■ WHAT YOU ARE ASKED TO DO ■
Could you rewrite the Afghan anti-corruption strategy text, starting at the words "Each of the" and stopping after "in other sectors.", with "stages" changed to "phases"?
----- EXCERPTED PASSAGE -----
The anti-corruption strategy
Until recently, the Afghan government lacked a comprehensive strategy for its anti-corruption engagement (see previous Helpdesk Answer). The adoption of a strategy was a promised deliverable in the Self-Reliance through Mutual Accountability Framework (SMAF), agreed upon at the 2016 Brussels donor conference. The strategy is to be implemented within five ministries that each have a seat at the High Council.
The anti-corruption strategy has five priorities:
1) political leadership in anti-corruption reforms; 2) ending corruption in the security sector; 3) replacing patronage with merit; 4) prosecuting the corrupt; and 5) tracking money flows.
Each of the five priorities have a set of related goals (66 in total) with benchmarks/indicators to be reached in stages until the end of the strategy in 2020. In addition to the five implementing ministries, none others have to formulate an anti-corruption plan. Priority 2 has been implemented, because the High Council and the Afghan government sees the security sector as an underlying and cross-cutting issue, acting as a driver of corruption in other sectors.
----- DATA LINES -----
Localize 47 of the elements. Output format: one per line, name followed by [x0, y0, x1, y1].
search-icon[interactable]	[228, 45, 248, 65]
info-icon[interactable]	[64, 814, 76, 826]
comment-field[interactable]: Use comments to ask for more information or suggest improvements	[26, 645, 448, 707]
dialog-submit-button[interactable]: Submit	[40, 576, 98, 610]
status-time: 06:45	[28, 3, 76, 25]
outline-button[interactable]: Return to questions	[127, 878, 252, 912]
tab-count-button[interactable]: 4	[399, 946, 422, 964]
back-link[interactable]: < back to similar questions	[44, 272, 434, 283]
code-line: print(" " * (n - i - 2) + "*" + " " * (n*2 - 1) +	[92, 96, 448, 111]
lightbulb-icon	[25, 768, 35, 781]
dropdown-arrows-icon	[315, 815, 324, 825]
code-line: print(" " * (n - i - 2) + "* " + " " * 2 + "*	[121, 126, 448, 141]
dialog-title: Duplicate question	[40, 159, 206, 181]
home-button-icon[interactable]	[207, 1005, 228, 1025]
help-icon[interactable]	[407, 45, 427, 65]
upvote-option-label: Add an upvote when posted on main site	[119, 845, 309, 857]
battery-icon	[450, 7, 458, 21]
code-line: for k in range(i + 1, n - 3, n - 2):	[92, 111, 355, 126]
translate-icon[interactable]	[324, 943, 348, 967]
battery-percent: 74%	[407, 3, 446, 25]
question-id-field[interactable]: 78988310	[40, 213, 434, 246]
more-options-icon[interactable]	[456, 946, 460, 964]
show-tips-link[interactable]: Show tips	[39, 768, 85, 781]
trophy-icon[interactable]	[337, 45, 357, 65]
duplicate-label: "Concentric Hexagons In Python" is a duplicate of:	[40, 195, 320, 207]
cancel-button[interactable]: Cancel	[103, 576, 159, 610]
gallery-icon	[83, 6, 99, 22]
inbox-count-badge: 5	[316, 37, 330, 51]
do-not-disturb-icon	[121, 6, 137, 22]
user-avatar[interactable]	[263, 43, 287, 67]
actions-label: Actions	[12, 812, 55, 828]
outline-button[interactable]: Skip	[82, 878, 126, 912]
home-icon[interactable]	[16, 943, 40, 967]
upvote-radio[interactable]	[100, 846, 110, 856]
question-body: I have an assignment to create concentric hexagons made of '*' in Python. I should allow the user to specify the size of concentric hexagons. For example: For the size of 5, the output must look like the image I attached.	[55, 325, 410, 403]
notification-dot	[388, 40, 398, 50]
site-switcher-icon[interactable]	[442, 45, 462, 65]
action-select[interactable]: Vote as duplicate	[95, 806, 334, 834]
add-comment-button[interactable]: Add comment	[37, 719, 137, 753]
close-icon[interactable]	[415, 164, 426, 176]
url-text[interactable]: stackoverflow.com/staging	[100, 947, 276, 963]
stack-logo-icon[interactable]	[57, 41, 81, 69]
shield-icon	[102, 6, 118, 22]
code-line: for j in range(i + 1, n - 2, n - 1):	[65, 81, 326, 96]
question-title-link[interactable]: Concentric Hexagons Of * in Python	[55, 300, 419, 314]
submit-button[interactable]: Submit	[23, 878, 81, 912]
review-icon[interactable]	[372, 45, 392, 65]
-----
■ FINAL ANSWER ■
Each of the five priorities have a set of related goals (66 in total) with benchmarks/indicators to be reached in phases until the end of the strategy in 2020. In addition to the five implementing ministries, none others have to formulate an anti-corruption plan. Priority 2 has been implemented, because the High Council and the Afghan government sees the security sector as an underlying and cross-cutting issue, acting as a driver of corruption in other sectors.